→ **What you have to do**
Copy the lines word for word, beginning at the line that contains "caption-line-1: 2nd 2nd" and stopping after the line that contains "popup-action-bar[interactable]: Take me".

☆ ☆ ☆ ☆

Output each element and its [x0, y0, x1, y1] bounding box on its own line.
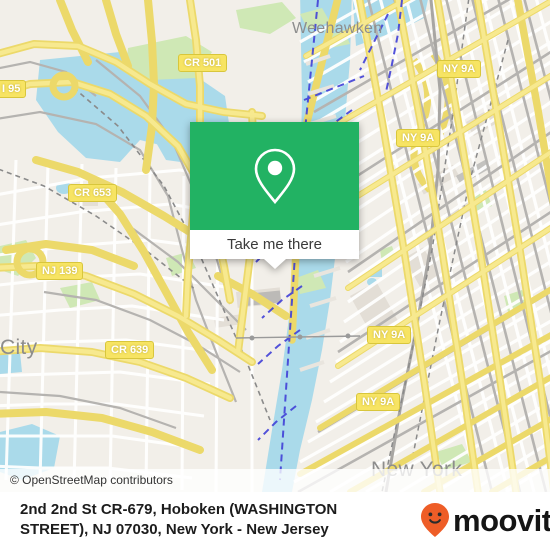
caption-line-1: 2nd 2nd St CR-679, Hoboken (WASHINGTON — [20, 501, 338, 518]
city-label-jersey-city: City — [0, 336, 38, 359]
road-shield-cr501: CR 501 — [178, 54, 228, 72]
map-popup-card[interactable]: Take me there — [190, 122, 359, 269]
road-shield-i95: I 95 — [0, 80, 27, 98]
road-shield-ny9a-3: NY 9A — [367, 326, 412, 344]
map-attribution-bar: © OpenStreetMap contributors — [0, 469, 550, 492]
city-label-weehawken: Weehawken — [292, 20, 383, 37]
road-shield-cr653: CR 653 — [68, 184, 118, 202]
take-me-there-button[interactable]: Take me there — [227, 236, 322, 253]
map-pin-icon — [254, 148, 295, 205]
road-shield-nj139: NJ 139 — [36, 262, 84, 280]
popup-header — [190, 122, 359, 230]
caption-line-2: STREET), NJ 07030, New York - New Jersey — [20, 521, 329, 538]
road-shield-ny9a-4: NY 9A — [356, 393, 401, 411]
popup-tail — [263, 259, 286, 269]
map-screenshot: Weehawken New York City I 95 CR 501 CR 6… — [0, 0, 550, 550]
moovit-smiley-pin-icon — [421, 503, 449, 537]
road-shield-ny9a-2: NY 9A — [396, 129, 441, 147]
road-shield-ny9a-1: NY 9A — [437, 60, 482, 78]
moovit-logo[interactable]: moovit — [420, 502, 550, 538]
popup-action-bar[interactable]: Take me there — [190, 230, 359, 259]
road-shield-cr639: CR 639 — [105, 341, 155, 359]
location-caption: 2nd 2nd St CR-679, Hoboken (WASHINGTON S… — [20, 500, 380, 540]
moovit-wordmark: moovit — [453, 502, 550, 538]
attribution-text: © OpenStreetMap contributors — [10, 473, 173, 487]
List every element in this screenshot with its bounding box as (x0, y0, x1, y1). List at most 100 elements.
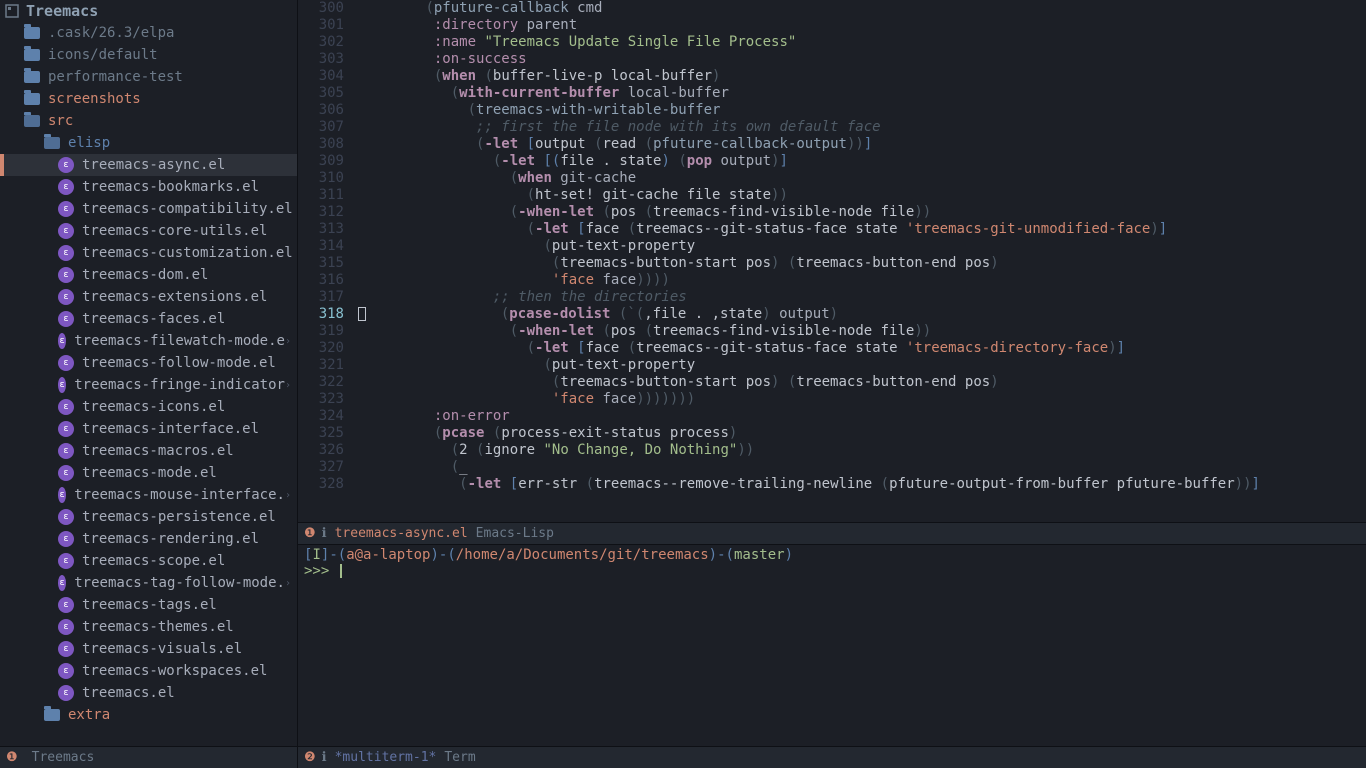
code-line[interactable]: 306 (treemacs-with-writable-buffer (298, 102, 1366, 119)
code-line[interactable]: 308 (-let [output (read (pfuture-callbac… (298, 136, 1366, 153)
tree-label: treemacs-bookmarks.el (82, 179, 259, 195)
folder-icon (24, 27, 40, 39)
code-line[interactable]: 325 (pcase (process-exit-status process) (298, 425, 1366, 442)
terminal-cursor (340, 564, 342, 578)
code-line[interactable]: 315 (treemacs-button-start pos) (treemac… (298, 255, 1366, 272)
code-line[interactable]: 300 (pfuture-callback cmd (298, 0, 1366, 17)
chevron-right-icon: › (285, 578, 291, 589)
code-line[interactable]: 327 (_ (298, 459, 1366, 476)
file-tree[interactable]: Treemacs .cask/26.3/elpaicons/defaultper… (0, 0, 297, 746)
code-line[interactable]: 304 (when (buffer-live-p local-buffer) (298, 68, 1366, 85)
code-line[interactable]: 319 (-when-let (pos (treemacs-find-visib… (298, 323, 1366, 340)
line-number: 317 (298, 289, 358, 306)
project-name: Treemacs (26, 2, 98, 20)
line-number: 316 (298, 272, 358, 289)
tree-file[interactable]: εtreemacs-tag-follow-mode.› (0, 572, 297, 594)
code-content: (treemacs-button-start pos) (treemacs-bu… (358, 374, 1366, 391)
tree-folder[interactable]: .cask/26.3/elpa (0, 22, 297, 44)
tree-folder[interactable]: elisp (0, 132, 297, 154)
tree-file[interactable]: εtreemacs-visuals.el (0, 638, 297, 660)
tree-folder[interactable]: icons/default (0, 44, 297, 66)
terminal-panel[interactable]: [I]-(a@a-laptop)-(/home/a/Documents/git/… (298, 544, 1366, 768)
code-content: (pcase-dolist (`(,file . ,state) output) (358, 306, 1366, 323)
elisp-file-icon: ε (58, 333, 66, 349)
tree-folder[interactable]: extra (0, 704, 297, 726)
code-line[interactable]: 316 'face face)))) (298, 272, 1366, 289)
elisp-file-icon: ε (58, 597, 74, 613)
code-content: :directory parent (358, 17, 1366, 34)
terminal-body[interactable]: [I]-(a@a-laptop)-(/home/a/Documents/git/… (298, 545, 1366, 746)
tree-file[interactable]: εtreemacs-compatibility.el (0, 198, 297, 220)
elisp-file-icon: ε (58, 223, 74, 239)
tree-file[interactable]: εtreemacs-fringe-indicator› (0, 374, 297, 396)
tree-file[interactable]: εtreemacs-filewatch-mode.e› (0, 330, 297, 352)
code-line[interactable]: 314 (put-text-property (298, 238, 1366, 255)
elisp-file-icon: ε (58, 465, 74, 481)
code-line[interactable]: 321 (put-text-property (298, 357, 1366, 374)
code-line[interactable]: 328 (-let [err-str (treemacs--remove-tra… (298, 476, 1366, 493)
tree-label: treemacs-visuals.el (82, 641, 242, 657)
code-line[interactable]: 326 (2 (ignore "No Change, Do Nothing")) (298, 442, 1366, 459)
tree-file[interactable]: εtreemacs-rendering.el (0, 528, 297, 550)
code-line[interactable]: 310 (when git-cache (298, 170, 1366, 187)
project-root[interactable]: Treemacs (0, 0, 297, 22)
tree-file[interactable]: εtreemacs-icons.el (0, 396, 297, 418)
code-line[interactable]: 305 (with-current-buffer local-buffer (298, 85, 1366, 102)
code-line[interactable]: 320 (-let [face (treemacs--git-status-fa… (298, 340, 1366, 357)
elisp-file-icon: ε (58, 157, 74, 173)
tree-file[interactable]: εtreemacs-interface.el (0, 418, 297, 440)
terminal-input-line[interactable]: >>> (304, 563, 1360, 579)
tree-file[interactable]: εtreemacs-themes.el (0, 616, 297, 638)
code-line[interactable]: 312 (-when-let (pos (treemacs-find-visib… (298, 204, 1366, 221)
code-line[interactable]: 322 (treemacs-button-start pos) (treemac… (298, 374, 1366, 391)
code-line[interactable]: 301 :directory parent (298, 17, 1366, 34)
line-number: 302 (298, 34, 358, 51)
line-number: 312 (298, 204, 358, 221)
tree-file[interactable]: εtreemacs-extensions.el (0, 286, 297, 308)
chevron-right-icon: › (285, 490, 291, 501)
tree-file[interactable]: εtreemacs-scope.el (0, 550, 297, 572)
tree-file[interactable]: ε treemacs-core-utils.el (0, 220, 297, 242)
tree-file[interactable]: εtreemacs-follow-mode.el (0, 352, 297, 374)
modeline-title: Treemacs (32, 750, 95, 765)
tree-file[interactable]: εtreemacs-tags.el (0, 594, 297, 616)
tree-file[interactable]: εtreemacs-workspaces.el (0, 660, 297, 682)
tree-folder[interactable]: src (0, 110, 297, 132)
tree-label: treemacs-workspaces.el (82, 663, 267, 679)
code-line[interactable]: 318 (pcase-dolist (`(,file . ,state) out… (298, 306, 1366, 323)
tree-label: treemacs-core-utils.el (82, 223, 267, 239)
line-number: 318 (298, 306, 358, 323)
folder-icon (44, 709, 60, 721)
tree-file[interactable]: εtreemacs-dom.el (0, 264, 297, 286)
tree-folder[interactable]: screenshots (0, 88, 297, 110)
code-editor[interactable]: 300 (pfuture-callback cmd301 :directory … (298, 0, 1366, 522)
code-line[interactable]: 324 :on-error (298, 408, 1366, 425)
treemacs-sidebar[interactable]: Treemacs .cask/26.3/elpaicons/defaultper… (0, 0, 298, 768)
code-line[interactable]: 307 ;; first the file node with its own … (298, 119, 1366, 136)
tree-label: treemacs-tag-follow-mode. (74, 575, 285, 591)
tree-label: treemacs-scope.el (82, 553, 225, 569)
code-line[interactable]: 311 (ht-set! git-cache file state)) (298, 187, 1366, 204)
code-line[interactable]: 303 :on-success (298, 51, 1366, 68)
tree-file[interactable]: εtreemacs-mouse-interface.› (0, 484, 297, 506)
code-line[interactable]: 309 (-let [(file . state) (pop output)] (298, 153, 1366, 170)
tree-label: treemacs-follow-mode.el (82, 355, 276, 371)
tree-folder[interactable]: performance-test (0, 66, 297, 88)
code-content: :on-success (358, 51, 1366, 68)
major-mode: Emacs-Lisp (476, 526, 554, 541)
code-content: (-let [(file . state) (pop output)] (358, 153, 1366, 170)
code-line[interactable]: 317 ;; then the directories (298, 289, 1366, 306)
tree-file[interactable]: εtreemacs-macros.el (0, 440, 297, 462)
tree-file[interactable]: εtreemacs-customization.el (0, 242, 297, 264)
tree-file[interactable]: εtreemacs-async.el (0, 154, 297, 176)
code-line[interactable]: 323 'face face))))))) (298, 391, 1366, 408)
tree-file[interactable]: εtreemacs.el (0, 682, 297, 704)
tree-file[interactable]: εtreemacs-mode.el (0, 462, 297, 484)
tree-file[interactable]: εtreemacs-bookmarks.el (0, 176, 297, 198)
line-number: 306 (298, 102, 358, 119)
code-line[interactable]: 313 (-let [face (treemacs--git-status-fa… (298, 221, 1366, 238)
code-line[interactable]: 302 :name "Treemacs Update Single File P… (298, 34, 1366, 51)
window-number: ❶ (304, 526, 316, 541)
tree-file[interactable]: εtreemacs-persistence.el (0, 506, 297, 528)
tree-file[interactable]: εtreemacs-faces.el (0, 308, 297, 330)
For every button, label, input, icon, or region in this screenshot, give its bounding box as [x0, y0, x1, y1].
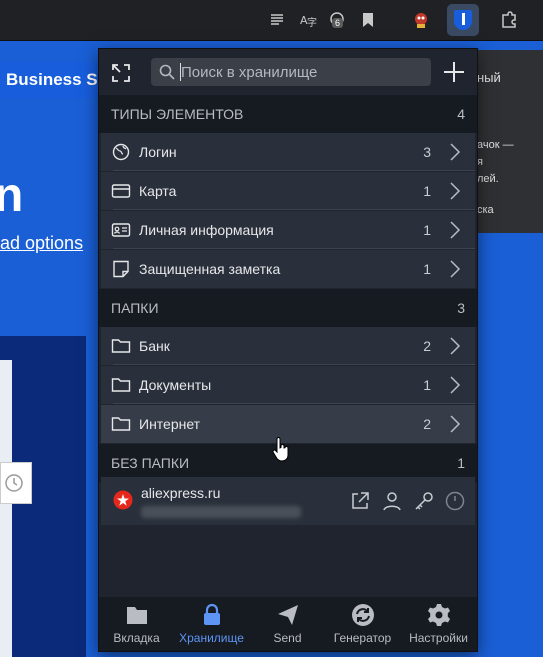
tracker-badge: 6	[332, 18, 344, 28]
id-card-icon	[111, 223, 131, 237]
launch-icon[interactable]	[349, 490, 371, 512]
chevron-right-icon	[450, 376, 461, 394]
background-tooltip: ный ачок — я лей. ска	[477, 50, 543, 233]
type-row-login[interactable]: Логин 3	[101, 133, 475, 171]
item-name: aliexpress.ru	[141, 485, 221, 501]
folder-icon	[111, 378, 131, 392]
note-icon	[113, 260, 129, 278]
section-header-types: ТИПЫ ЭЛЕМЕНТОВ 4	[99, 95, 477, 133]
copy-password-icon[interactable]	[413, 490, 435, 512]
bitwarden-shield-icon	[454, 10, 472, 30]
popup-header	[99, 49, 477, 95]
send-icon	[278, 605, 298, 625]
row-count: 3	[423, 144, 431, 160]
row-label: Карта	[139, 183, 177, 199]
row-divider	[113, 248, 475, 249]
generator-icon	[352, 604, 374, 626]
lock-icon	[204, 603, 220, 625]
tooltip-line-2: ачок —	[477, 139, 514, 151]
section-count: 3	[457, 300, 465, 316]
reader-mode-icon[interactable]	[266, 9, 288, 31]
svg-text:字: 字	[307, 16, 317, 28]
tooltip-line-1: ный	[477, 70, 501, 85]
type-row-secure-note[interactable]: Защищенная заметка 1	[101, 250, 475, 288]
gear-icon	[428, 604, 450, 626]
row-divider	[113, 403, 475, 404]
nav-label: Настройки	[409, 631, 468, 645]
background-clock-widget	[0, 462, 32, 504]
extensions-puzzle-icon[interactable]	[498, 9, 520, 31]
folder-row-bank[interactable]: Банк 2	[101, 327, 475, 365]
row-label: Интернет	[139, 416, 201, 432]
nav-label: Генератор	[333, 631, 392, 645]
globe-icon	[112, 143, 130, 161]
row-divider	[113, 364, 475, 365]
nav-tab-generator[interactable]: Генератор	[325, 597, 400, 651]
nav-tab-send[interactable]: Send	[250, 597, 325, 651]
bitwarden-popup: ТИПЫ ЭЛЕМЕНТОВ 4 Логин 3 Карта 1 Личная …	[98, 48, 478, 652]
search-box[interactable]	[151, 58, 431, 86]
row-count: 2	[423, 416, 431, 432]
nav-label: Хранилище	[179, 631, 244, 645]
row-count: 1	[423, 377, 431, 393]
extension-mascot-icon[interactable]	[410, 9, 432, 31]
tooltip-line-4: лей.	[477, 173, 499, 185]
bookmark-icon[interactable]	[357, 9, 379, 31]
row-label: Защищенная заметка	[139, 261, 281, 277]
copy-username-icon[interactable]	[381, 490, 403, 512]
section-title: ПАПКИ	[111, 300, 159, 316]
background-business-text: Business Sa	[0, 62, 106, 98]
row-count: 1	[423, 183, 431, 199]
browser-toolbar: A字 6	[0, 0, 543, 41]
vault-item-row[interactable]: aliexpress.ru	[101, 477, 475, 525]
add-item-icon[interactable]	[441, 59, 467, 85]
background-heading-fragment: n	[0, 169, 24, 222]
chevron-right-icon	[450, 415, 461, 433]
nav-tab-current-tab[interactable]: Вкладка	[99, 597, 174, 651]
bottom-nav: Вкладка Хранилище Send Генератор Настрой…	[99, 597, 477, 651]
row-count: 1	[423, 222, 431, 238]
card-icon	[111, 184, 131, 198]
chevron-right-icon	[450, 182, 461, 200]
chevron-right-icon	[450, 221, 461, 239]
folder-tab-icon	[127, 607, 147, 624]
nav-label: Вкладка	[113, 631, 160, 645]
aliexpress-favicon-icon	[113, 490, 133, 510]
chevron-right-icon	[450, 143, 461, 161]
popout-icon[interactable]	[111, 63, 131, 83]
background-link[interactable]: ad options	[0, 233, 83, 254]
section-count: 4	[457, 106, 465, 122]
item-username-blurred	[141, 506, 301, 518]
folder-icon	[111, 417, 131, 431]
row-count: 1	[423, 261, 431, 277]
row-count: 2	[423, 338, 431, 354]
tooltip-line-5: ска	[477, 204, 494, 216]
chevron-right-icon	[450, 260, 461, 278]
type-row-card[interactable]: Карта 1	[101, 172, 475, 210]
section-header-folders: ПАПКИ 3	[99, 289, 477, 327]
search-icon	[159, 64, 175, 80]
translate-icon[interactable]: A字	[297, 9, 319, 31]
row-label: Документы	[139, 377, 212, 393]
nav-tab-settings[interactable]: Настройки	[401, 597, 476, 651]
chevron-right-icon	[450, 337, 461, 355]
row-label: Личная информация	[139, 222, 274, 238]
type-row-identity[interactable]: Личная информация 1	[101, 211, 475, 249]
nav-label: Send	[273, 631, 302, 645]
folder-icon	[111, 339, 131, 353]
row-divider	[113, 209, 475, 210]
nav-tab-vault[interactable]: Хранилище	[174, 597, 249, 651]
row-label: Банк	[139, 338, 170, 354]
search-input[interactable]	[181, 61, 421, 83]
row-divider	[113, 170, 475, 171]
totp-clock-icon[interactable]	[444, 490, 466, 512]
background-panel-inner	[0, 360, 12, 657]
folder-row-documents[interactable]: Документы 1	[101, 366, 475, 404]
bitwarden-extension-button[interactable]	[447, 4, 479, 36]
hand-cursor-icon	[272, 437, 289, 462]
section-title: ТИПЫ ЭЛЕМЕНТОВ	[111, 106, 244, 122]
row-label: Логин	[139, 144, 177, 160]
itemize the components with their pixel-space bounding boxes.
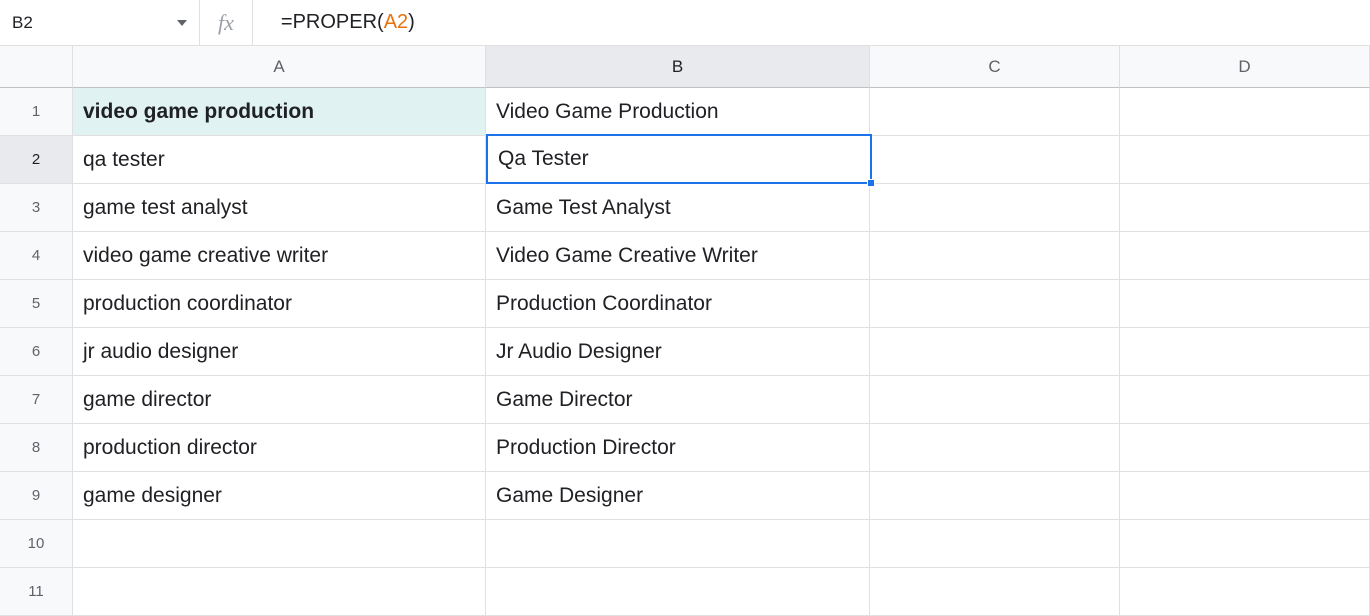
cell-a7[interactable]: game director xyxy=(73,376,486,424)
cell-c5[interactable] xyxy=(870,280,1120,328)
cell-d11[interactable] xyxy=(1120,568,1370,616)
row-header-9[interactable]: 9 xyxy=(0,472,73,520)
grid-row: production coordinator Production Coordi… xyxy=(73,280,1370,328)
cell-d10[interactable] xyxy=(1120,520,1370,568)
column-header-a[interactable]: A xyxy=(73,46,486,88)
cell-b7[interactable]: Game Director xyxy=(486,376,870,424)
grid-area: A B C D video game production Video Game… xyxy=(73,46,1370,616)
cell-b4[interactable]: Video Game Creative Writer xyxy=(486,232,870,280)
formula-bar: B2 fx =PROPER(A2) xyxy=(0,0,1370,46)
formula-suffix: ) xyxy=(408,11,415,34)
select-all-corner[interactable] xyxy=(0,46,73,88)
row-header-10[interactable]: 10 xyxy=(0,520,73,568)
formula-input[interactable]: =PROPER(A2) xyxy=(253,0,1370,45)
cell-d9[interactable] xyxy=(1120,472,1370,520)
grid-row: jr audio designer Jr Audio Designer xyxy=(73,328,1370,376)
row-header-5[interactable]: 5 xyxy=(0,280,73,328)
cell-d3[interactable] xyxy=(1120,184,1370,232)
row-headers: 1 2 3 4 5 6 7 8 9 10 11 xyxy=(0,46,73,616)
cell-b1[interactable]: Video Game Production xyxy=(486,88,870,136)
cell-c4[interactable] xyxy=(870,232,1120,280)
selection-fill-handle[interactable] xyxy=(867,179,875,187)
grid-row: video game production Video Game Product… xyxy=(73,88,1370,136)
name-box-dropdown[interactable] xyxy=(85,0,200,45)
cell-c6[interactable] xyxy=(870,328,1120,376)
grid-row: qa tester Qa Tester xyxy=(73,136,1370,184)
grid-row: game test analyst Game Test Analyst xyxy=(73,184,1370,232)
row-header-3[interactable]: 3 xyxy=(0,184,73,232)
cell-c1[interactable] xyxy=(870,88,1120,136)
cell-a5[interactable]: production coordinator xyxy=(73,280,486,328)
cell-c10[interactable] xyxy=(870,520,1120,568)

☆ ☆ ☆ ☆

→ **Task response**
caption-line-1: 2nd 2nd St CR-679, Hoboken (WASHINGTON — [20, 501, 338, 518]
city-label-jersey-city: City — [0, 336, 38, 359]
road-shield-cr501: CR 501 — [178, 54, 228, 72]
map-popup-card[interactable]: Take me there — [190, 122, 359, 269]
road-shield-i95: I 95 — [0, 80, 27, 98]
road-shield-ny9a-3: NY 9A — [367, 326, 412, 344]
map-attribution-bar: © OpenStreetMap contributors — [0, 469, 550, 492]
city-label-weehawken: Weehawken — [292, 20, 383, 37]
road-shield-cr653: CR 653 — [68, 184, 118, 202]
take-me-there-button[interactable]: Take me there — [227, 236, 322, 253]
map-pin-icon — [254, 148, 295, 205]
road-shield-nj139: NJ 139 — [36, 262, 84, 280]
popup-header — [190, 122, 359, 230]
caption-line-2: STREET), NJ 07030, New York - New Jersey — [20, 521, 329, 538]
road-shield-ny9a-4: NY 9A — [356, 393, 401, 411]
popup-tail — [263, 259, 286, 269]
map-screenshot: Weehawken New York City I 95 CR 501 CR 6… — [0, 0, 550, 550]
moovit-smiley-pin-icon — [421, 503, 449, 537]
road-shield-ny9a-2: NY 9A — [396, 129, 441, 147]
road-shield-ny9a-1: NY 9A — [437, 60, 482, 78]
moovit-logo[interactable]: moovit — [420, 502, 550, 538]
popup-action-bar[interactable]: Take me there — [190, 230, 359, 259]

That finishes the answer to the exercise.